Task directions |
Find each line with the word "TradingView" in it, then give the total alone.

Supplied records |
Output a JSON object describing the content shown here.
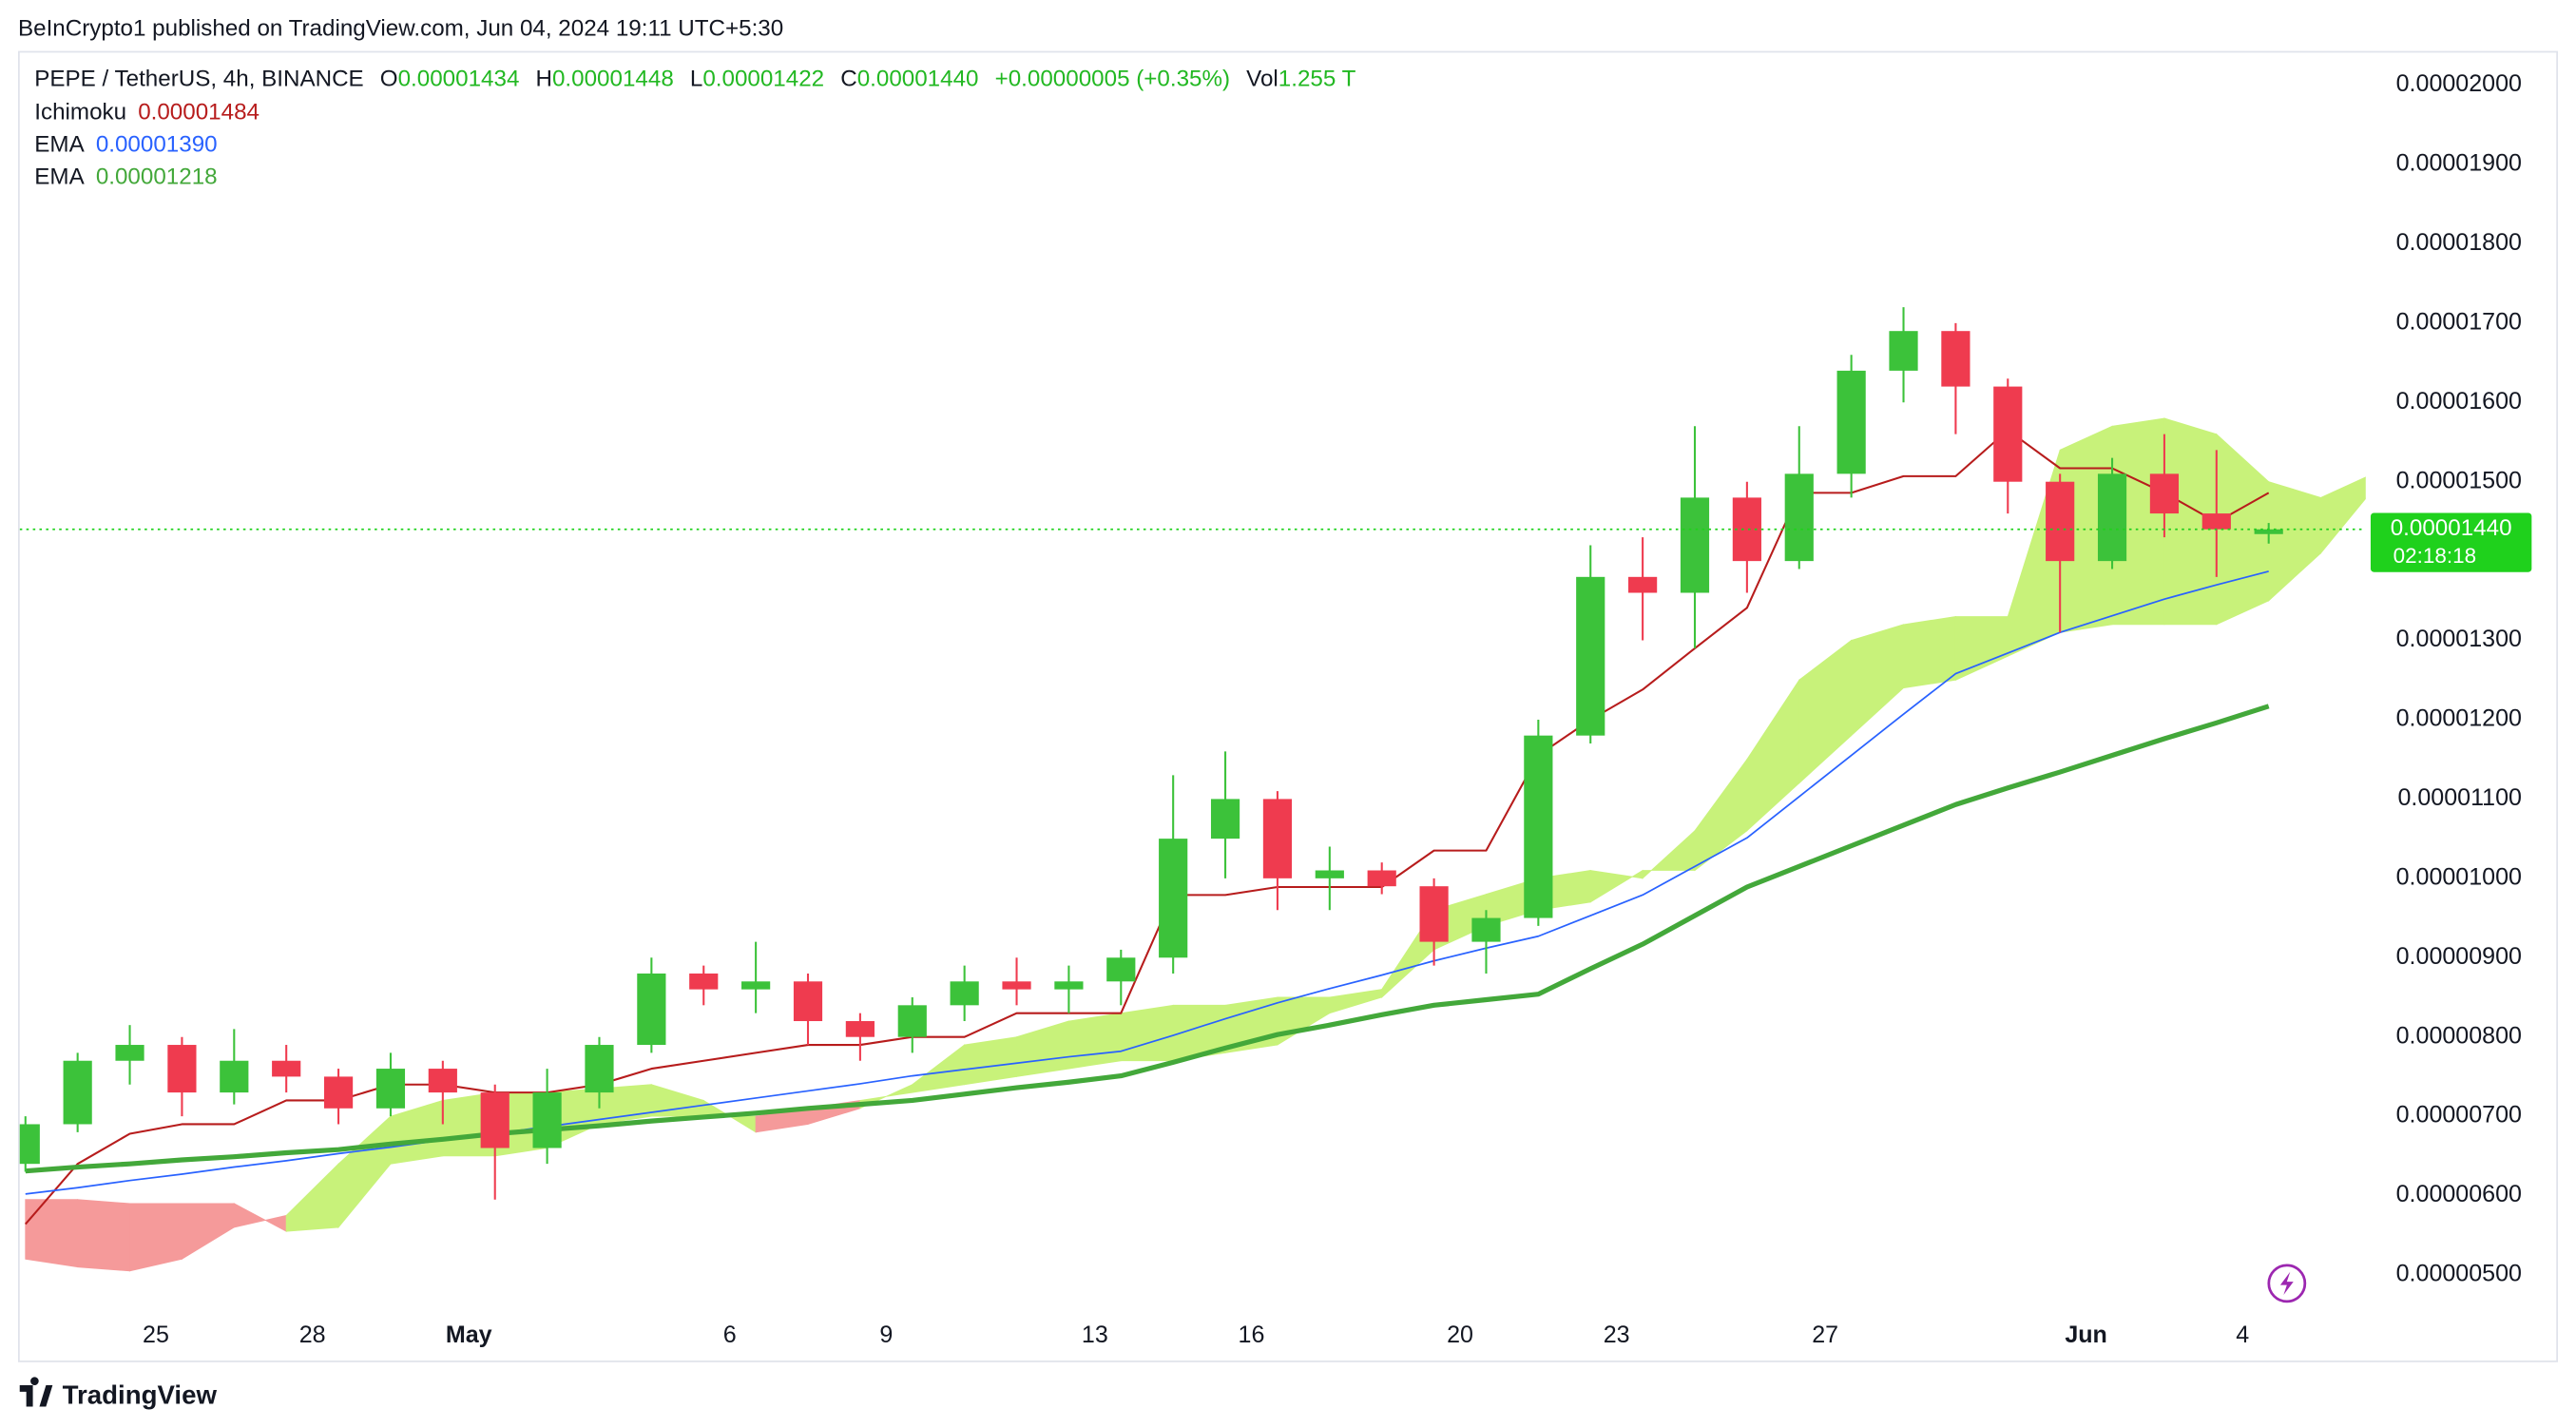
{
  "header": {
    "published": "BeInCrypto1 published on TradingView.com, Jun 04, 2024 19:11 UTC+5:30"
  },
  "footer": {
    "brand": "TradingView"
  },
  "legend": {
    "symbol": "PEPE / TetherUS, 4h, BINANCE",
    "ohlc": [
      {
        "key": "O",
        "value": "0.00001434"
      },
      {
        "key": "H",
        "value": "0.00001448"
      },
      {
        "key": "L",
        "value": "0.00001422"
      },
      {
        "key": "C",
        "value": "0.00001440"
      }
    ],
    "change": "+0.00000005 (+0.35%)",
    "vol_key": "Vol",
    "vol": "1.255 T"
  },
  "chart_data": {
    "type": "candlestick",
    "up_color": "#3cc23a",
    "down_color": "#ef3b4f",
    "xlim": [
      0.39,
      45.36
    ],
    "xticks": [
      {
        "value": 3,
        "label": "25"
      },
      {
        "value": 6,
        "label": "28"
      },
      {
        "value": 9,
        "label": "May"
      },
      {
        "value": 14,
        "label": "6"
      },
      {
        "value": 17,
        "label": "9"
      },
      {
        "value": 21,
        "label": "13"
      },
      {
        "value": 24,
        "label": "16"
      },
      {
        "value": 28,
        "label": "20"
      },
      {
        "value": 31,
        "label": "23"
      },
      {
        "value": 35,
        "label": "27"
      },
      {
        "value": 40,
        "label": "Jun"
      },
      {
        "value": 43,
        "label": "4"
      }
    ],
    "ylim": [
      4.5e-06,
      2.041e-05
    ],
    "yticks": [
      {
        "value": 5e-06,
        "label": "0.00000500"
      },
      {
        "value": 6e-06,
        "label": "0.00000600"
      },
      {
        "value": 7e-06,
        "label": "0.00000700"
      },
      {
        "value": 8e-06,
        "label": "0.00000800"
      },
      {
        "value": 9e-06,
        "label": "0.00000900"
      },
      {
        "value": 1e-05,
        "label": "0.00001000"
      },
      {
        "value": 1.1e-05,
        "label": "0.00001100"
      },
      {
        "value": 1.2e-05,
        "label": "0.00001200"
      },
      {
        "value": 1.3e-05,
        "label": "0.00001300"
      },
      {
        "value": 1.4e-05,
        "label": "0.00001400"
      },
      {
        "value": 1.5e-05,
        "label": "0.00001500"
      },
      {
        "value": 1.6e-05,
        "label": "0.00001600"
      },
      {
        "value": 1.7e-05,
        "label": "0.00001700"
      },
      {
        "value": 1.8e-05,
        "label": "0.00001800"
      },
      {
        "value": 1.9e-05,
        "label": "0.00001900"
      },
      {
        "value": 2e-05,
        "label": "0.00002000"
      }
    ],
    "x": [
      0.5,
      1.5,
      2.5,
      3.5,
      4.5,
      5.5,
      6.5,
      7.5,
      8.5,
      9.5,
      10.5,
      11.5,
      12.5,
      13.5,
      14.5,
      15.5,
      16.5,
      17.5,
      18.5,
      19.5,
      20.5,
      21.5,
      22.5,
      23.5,
      24.5,
      25.5,
      26.5,
      27.5,
      28.5,
      29.5,
      30.5,
      31.5,
      32.5,
      33.5,
      34.5,
      35.5,
      36.5,
      37.5,
      38.5,
      39.5,
      40.5,
      41.5,
      42.5,
      43.5
    ],
    "open": [
      6.4e-06,
      6.9e-06,
      7.7e-06,
      7.9e-06,
      7.3e-06,
      7.7e-06,
      7.5e-06,
      7.1e-06,
      7.6e-06,
      7.3e-06,
      6.6e-06,
      7.3e-06,
      7.9e-06,
      8.8e-06,
      8.6e-06,
      8.7e-06,
      8.2e-06,
      8e-06,
      8.4e-06,
      8.7e-06,
      8.6e-06,
      8.7e-06,
      9e-06,
      1.05e-05,
      1.1e-05,
      1e-05,
      1.01e-05,
      9.9e-06,
      9.2e-06,
      9.5e-06,
      1.18e-05,
      1.38e-05,
      1.36e-05,
      1.48e-05,
      1.4e-05,
      1.51e-05,
      1.64e-05,
      1.69e-05,
      1.62e-05,
      1.5e-05,
      1.4e-05,
      1.51e-05,
      1.46e-05,
      1.434e-05
    ],
    "high": [
      7e-06,
      7.8e-06,
      8.15e-06,
      8e-06,
      8.1e-06,
      7.9e-06,
      7.6e-06,
      7.8e-06,
      7.7e-06,
      7.4e-06,
      7.6e-06,
      8e-06,
      9e-06,
      8.9e-06,
      9.2e-06,
      8.8e-06,
      8.3e-06,
      8.5e-06,
      8.9e-06,
      9e-06,
      8.9e-06,
      9.1e-06,
      1.13e-05,
      1.16e-05,
      1.11e-05,
      1.04e-05,
      1.02e-05,
      1e-05,
      9.6e-06,
      1.2e-05,
      1.42e-05,
      1.43e-05,
      1.57e-05,
      1.5e-05,
      1.57e-05,
      1.66e-05,
      1.72e-05,
      1.7e-05,
      1.63e-05,
      1.51e-05,
      1.53e-05,
      1.56e-05,
      1.54e-05,
      1.448e-05
    ],
    "low": [
      6.3e-06,
      6.8e-06,
      7.4e-06,
      7e-06,
      7.15e-06,
      7.3e-06,
      6.9e-06,
      7e-06,
      6.9e-06,
      5.95e-06,
      6.4e-06,
      7.1e-06,
      7.8e-06,
      8.4e-06,
      8.3e-06,
      7.9e-06,
      7.7e-06,
      7.8e-06,
      8.2e-06,
      8.4e-06,
      8.3e-06,
      8.4e-06,
      8.8e-06,
      1e-05,
      9.6e-06,
      9.6e-06,
      9.8e-06,
      8.9e-06,
      8.8e-06,
      9.4e-06,
      1.17e-05,
      1.3e-05,
      1.29e-05,
      1.36e-05,
      1.39e-05,
      1.48e-05,
      1.6e-05,
      1.56e-05,
      1.46e-05,
      1.31e-05,
      1.39e-05,
      1.43e-05,
      1.38e-05,
      1.422e-05
    ],
    "close": [
      6.9e-06,
      7.7e-06,
      7.9e-06,
      7.3e-06,
      7.7e-06,
      7.5e-06,
      7.1e-06,
      7.6e-06,
      7.3e-06,
      6.6e-06,
      7.3e-06,
      7.9e-06,
      8.8e-06,
      8.6e-06,
      8.7e-06,
      8.2e-06,
      8e-06,
      8.4e-06,
      8.7e-06,
      8.6e-06,
      8.7e-06,
      9e-06,
      1.05e-05,
      1.1e-05,
      1e-05,
      1.01e-05,
      9.9e-06,
      9.2e-06,
      9.5e-06,
      1.18e-05,
      1.38e-05,
      1.36e-05,
      1.48e-05,
      1.4e-05,
      1.51e-05,
      1.64e-05,
      1.69e-05,
      1.62e-05,
      1.5e-05,
      1.4e-05,
      1.51e-05,
      1.46e-05,
      1.44e-05,
      1.44e-05
    ],
    "series": [
      {
        "name": "Ichimoku",
        "legend_value": "0.00001484",
        "color": "#b71c1c",
        "width": 1.2,
        "values": [
          5.64e-06,
          6.4e-06,
          6.78e-06,
          6.9e-06,
          6.9e-06,
          7.2e-06,
          7.2e-06,
          7.4e-06,
          7.4e-06,
          7.3e-06,
          7.3e-06,
          7.4e-06,
          7.6e-06,
          7.7e-06,
          7.8e-06,
          7.9e-06,
          7.9e-06,
          8e-06,
          8e-06,
          8.3e-06,
          8.3e-06,
          8.3e-06,
          9.79e-06,
          9.79e-06,
          9.89e-06,
          9.89e-06,
          9.89e-06,
          1.035e-05,
          1.035e-05,
          1.155e-05,
          1.2e-05,
          1.238e-05,
          1.29e-05,
          1.341e-05,
          1.486e-05,
          1.486e-05,
          1.507e-05,
          1.507e-05,
          1.565e-05,
          1.517e-05,
          1.517e-05,
          1.486e-05,
          1.449e-05,
          1.486e-05
        ]
      },
      {
        "name": "EMA",
        "legend_value": "0.00001390",
        "color": "#2962ff",
        "width": 1,
        "values": [
          6.02e-06,
          6.1e-06,
          6.19e-06,
          6.27e-06,
          6.36e-06,
          6.44e-06,
          6.53e-06,
          6.61e-06,
          6.7e-06,
          6.78e-06,
          6.87e-06,
          6.96e-06,
          7.05e-06,
          7.14e-06,
          7.23e-06,
          7.32e-06,
          7.41e-06,
          7.51e-06,
          7.59e-06,
          7.67e-06,
          7.75e-06,
          7.82e-06,
          8.02e-06,
          8.23e-06,
          8.43e-06,
          8.61e-06,
          8.78e-06,
          8.96e-06,
          9.12e-06,
          9.27e-06,
          9.53e-06,
          9.79e-06,
          1.015e-05,
          1.051e-05,
          1.103e-05,
          1.155e-05,
          1.207e-05,
          1.258e-05,
          1.284e-05,
          1.31e-05,
          1.331e-05,
          1.352e-05,
          1.37e-05,
          1.387e-05
        ]
      },
      {
        "name": "EMA",
        "legend_value": "0.00001218",
        "color": "#43a83a",
        "width": 3,
        "values": [
          6.31e-06,
          6.36e-06,
          6.4e-06,
          6.45e-06,
          6.49e-06,
          6.54e-06,
          6.58e-06,
          6.65e-06,
          6.71e-06,
          6.78e-06,
          6.83e-06,
          6.88e-06,
          6.94e-06,
          6.99e-06,
          7.04e-06,
          7.1e-06,
          7.15e-06,
          7.2e-06,
          7.28e-06,
          7.36e-06,
          7.43e-06,
          7.51e-06,
          7.68e-06,
          7.86e-06,
          8.03e-06,
          8.15e-06,
          8.28e-06,
          8.4e-06,
          8.47e-06,
          8.54e-06,
          8.86e-06,
          9.17e-06,
          9.53e-06,
          9.89e-06,
          1.015e-05,
          1.041e-05,
          1.067e-05,
          1.093e-05,
          1.114e-05,
          1.134e-05,
          1.155e-05,
          1.176e-05,
          1.196e-05,
          1.217e-05
        ]
      }
    ],
    "cloud": {
      "up_color": "#c8f27a",
      "down_color": "#f59a9a",
      "x": [
        0.5,
        1.5,
        2.5,
        3.5,
        4.5,
        5.5,
        6.5,
        7.5,
        8.5,
        9.5,
        10.5,
        11.5,
        12.5,
        13.5,
        14.5,
        15.5,
        16.5,
        17.5,
        18.5,
        19.5,
        20.5,
        21.5,
        22.5,
        23.5,
        24.5,
        25.5,
        26.5,
        27.5,
        28.5,
        29.5,
        30.5,
        31.5,
        32.5,
        33.5,
        34.5,
        35.5,
        36.5,
        37.5,
        38.5,
        39.5,
        40.5,
        41.5,
        42.5,
        43.5,
        44.5,
        45.5
      ],
      "span_a": [
        5.2e-06,
        5.1e-06,
        5.05e-06,
        5.2e-06,
        5.6e-06,
        5.75e-06,
        6.4e-06,
        7e-06,
        7.2e-06,
        7.3e-06,
        7.3e-06,
        7.35e-06,
        7.4e-06,
        7.2e-06,
        6.8e-06,
        6.9e-06,
        7.1e-06,
        7.4e-06,
        7.9e-06,
        8e-06,
        8.2e-06,
        8.3e-06,
        8.4e-06,
        8.4e-06,
        8.5e-06,
        8.5e-06,
        8.6e-06,
        9.6e-06,
        9.8e-06,
        1e-05,
        1.01e-05,
        1e-05,
        1.06e-05,
        1.15e-05,
        1.25e-05,
        1.3e-05,
        1.32e-05,
        1.33e-05,
        1.33e-05,
        1.54e-05,
        1.57e-05,
        1.58e-05,
        1.56e-05,
        1.5e-05,
        1.48e-05,
        1.51e-05
      ],
      "span_b": [
        5.95e-06,
        5.95e-06,
        5.9e-06,
        5.9e-06,
        5.9e-06,
        5.55e-06,
        5.6e-06,
        6.4e-06,
        6.5e-06,
        6.5e-06,
        6.6e-06,
        6.9e-06,
        7e-06,
        7e-06,
        7e-06,
        7.1e-06,
        7.2e-06,
        7.3e-06,
        7.4e-06,
        7.5e-06,
        7.6e-06,
        7.7e-06,
        7.7e-06,
        7.8e-06,
        7.9e-06,
        8.3e-06,
        8.5e-06,
        9.1e-06,
        9.4e-06,
        9.6e-06,
        9.7e-06,
        1.01e-05,
        1.01e-05,
        1.06e-05,
        1.12e-05,
        1.18e-05,
        1.24e-05,
        1.25e-05,
        1.28e-05,
        1.31e-05,
        1.32e-05,
        1.32e-05,
        1.32e-05,
        1.35e-05,
        1.41e-05,
        1.49e-05
      ]
    },
    "last_price": {
      "value": 1.44e-05,
      "label": "0.00001440",
      "color": "#1fd11c"
    },
    "countdown": "02:18:18"
  }
}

Solution to this problem |
2